| EXERCISE AIM |
Copy out the items verbatim, starting at the line that contains "carousel: Lorem Ipsum" and ending after the line that contains "Output each element".
[BEGIN]
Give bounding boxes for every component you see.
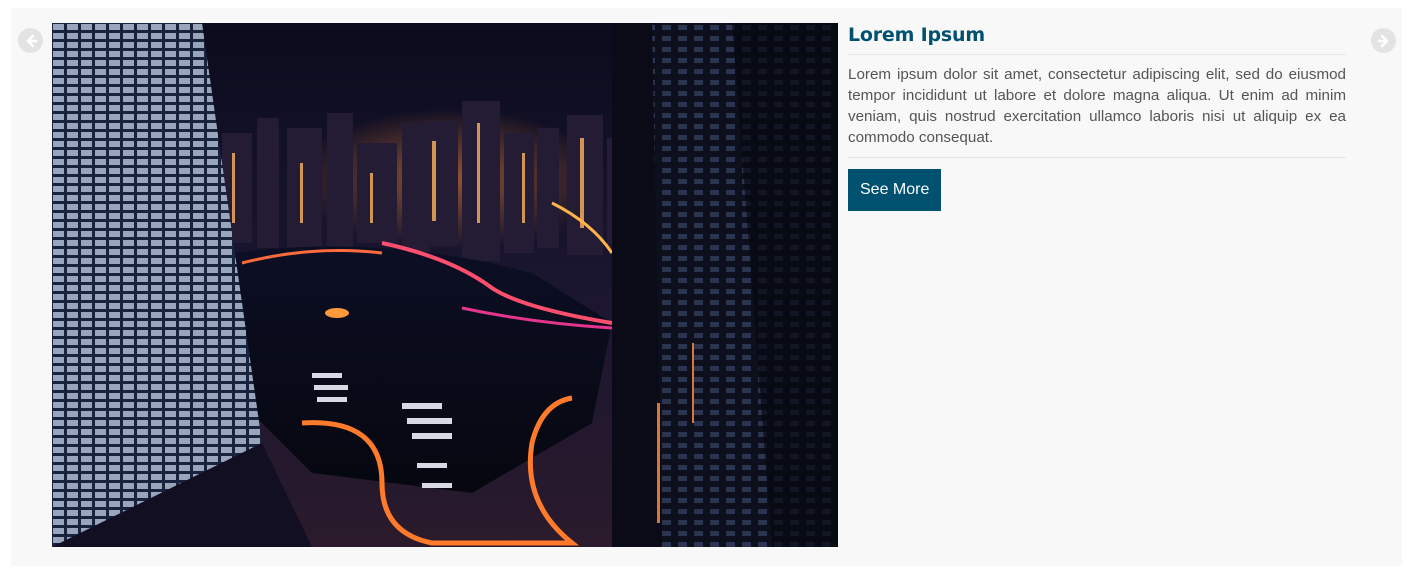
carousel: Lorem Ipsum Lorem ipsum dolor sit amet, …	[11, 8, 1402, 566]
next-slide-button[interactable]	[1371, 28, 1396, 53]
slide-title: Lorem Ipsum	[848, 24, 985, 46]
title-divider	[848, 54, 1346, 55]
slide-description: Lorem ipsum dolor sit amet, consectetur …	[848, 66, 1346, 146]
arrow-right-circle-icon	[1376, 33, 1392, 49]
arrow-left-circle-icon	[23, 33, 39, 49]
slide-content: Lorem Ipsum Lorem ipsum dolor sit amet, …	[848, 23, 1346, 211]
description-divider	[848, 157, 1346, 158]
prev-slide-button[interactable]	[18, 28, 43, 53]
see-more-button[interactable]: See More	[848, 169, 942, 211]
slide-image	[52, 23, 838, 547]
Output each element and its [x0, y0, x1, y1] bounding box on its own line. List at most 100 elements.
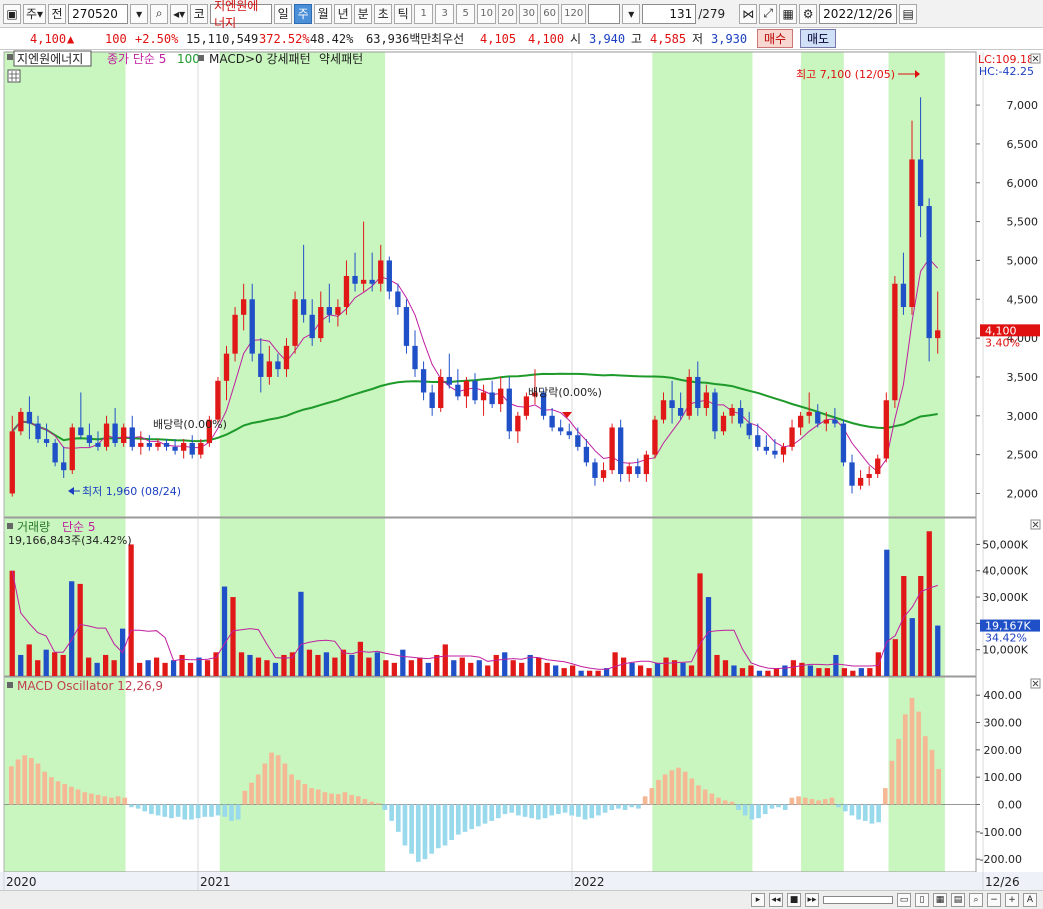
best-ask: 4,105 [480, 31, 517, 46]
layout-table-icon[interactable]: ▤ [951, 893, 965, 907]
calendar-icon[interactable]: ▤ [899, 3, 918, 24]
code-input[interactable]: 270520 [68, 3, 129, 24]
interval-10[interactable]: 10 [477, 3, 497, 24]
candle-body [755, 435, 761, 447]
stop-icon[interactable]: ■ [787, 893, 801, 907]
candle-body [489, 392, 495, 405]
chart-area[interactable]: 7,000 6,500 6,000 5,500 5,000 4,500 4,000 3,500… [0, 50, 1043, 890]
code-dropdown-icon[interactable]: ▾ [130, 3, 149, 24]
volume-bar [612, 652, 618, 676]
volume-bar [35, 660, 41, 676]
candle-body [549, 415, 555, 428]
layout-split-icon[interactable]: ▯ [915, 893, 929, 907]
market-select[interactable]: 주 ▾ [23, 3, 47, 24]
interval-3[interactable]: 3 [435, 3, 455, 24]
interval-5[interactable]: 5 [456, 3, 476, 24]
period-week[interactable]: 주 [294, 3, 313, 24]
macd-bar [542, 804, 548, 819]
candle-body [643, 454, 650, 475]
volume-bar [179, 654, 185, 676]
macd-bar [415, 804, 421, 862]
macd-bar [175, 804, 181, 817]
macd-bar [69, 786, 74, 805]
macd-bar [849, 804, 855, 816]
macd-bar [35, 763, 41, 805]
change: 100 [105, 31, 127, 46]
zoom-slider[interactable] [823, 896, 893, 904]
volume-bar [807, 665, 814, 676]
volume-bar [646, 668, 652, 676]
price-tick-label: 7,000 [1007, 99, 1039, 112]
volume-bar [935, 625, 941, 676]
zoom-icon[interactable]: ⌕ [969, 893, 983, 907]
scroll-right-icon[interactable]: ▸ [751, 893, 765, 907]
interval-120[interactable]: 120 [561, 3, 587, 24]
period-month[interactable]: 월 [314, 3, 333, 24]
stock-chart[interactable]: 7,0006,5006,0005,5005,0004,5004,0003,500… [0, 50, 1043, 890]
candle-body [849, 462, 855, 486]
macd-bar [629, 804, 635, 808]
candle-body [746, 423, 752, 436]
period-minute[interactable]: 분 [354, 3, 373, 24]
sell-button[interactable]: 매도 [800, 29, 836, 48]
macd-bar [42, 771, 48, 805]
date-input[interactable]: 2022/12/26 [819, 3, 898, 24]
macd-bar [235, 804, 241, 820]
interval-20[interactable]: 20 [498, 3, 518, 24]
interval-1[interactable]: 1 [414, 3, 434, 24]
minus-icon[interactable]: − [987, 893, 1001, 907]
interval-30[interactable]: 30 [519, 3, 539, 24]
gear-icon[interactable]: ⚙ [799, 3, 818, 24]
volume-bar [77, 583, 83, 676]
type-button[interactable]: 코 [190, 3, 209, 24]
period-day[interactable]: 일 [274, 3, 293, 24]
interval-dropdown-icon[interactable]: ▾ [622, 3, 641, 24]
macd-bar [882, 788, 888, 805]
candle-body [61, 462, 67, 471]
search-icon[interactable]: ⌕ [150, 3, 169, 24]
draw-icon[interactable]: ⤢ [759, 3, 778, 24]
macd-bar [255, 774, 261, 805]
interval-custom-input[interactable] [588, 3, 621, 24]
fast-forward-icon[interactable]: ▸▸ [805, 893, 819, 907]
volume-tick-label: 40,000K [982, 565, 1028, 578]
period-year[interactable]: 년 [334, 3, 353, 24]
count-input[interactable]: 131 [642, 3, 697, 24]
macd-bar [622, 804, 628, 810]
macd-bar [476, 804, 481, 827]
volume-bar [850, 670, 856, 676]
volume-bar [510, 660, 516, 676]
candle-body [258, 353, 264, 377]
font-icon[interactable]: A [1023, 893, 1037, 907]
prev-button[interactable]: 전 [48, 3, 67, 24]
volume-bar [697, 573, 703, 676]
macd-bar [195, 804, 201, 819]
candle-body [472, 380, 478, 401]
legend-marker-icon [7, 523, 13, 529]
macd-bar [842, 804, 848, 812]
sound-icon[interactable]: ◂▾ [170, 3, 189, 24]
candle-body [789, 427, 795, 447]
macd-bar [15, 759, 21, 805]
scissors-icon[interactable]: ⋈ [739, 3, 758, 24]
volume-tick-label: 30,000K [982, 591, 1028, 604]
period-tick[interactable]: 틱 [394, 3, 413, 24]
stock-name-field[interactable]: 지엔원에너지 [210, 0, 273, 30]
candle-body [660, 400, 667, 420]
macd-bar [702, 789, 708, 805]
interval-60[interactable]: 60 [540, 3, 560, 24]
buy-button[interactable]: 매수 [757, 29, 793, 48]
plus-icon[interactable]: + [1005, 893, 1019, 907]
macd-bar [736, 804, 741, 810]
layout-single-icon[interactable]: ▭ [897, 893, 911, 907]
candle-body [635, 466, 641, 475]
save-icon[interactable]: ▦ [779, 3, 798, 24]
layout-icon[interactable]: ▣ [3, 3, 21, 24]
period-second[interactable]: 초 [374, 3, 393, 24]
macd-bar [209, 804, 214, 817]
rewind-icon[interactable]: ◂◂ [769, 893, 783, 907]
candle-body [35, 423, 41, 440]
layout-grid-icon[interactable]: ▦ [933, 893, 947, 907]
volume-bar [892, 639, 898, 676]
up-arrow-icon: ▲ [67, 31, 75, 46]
[END]
| EXERCISE OUTPUT |
carousel: Lorem Ipsum Lorem ipsum dolor sit amet, …	[11, 8, 1402, 566]
next-slide-button[interactable]	[1371, 28, 1396, 53]
slide-title: Lorem Ipsum	[848, 24, 985, 46]
title-divider	[848, 54, 1346, 55]
slide-description: Lorem ipsum dolor sit amet, consectetur …	[848, 66, 1346, 146]
arrow-right-circle-icon	[1376, 33, 1392, 49]
arrow-left-circle-icon	[23, 33, 39, 49]
slide-content: Lorem Ipsum Lorem ipsum dolor sit amet, …	[848, 23, 1346, 211]
description-divider	[848, 157, 1346, 158]
prev-slide-button[interactable]	[18, 28, 43, 53]
see-more-button[interactable]: See More	[848, 169, 942, 211]
slide-image	[52, 23, 838, 547]
Output each element and its [x0, y0, x1, y1] bounding box on its own line. List at most 100 elements.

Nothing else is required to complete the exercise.